▸ **Direction**
Could you copy, unchanged, the lines of the items from the one containing "Identify all the" through the one containing "pickup-illustration [35,157,211,334]", including both of those lines?

[Begin Data provided]

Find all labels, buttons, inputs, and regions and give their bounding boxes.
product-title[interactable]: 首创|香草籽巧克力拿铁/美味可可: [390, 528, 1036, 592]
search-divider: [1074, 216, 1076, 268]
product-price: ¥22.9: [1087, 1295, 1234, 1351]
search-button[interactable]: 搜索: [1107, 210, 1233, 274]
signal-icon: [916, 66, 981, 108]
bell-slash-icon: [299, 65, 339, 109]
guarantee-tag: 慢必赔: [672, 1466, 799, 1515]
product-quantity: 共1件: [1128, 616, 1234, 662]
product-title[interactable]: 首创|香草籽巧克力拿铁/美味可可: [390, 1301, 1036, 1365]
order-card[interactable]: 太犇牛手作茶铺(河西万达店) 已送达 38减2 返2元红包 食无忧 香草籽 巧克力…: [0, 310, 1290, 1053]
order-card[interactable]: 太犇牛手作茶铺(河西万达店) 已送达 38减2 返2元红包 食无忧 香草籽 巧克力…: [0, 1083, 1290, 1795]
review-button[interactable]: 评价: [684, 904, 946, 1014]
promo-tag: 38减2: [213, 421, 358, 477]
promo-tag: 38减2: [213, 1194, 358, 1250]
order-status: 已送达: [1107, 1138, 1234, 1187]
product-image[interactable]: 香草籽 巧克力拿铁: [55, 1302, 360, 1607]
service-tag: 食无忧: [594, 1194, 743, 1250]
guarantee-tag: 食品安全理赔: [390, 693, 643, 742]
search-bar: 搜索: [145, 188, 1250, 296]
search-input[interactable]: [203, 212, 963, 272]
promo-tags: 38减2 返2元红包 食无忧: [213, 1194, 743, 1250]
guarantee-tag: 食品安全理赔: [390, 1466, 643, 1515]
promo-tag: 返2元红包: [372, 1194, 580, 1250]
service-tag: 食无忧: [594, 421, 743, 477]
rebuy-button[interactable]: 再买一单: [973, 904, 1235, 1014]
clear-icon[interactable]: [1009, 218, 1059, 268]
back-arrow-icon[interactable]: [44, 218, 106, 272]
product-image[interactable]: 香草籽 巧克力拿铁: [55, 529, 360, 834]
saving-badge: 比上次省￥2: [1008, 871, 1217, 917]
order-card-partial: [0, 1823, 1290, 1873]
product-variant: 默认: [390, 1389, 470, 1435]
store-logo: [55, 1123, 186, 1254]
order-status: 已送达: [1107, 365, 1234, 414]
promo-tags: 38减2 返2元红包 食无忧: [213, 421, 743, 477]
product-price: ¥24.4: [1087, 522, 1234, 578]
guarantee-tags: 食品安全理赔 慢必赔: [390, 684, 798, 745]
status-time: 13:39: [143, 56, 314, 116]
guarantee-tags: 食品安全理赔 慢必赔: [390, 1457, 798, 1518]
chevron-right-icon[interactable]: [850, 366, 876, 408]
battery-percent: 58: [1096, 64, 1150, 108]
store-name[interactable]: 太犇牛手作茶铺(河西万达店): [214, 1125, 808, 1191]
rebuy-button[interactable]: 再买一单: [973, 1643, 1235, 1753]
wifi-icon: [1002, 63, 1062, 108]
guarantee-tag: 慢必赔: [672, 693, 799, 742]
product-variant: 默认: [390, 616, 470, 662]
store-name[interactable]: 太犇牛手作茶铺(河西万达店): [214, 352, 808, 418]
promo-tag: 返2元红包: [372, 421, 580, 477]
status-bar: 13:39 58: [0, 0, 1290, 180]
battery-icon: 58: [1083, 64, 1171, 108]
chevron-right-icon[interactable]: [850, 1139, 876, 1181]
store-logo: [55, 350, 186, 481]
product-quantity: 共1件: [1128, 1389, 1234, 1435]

[End Data provided]
[Begin Data provided]

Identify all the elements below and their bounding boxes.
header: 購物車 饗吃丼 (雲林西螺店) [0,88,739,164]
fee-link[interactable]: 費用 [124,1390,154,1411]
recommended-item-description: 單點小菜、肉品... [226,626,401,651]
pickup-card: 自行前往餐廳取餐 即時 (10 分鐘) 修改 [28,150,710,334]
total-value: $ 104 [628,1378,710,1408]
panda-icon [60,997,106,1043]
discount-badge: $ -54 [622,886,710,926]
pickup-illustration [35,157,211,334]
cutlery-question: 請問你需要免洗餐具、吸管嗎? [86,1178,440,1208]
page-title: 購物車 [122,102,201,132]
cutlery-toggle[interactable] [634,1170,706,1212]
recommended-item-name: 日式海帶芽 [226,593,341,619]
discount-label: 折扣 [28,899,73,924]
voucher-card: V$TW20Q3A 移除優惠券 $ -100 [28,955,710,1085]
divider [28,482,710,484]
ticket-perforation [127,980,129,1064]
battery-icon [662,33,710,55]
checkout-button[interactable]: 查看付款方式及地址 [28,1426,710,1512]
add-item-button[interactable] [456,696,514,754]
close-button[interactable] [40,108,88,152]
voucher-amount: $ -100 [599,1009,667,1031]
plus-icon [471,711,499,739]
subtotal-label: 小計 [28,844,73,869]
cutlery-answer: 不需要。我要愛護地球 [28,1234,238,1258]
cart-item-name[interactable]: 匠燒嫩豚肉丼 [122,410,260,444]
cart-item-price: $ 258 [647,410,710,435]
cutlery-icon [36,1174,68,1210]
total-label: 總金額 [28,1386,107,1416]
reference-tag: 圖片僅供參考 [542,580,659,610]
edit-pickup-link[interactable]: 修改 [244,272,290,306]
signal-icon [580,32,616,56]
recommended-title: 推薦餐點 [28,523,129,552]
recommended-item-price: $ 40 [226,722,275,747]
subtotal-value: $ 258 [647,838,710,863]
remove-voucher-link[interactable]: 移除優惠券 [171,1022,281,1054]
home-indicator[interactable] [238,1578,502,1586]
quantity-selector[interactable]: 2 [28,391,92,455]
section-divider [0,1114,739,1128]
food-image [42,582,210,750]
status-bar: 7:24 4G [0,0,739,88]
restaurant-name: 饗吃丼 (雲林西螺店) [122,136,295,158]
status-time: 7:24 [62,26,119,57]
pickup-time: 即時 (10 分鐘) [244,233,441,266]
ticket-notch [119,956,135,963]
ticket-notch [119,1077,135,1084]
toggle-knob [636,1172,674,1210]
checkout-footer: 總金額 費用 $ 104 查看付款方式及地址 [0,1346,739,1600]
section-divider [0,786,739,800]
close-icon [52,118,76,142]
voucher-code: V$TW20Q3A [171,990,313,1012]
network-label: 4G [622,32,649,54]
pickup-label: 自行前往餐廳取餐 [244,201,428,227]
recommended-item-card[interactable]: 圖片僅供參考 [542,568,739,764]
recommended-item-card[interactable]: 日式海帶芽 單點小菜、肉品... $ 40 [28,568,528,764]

[End Data provided]

▸ **Exercise solution**
Identify all the elements below and their bounding boxes.
header: 購物車 饗吃丼 (雲林西螺店) [0,88,739,164]
fee-link[interactable]: 費用 [124,1390,154,1411]
recommended-item-description: 單點小菜、肉品... [226,626,401,651]
pickup-card: 自行前往餐廳取餐 即時 (10 分鐘) 修改 [28,150,710,334]
total-value: $ 104 [628,1378,710,1408]
panda-icon [60,997,106,1043]
discount-badge: $ -54 [622,886,710,926]
pickup-illustration [35,157,211,334]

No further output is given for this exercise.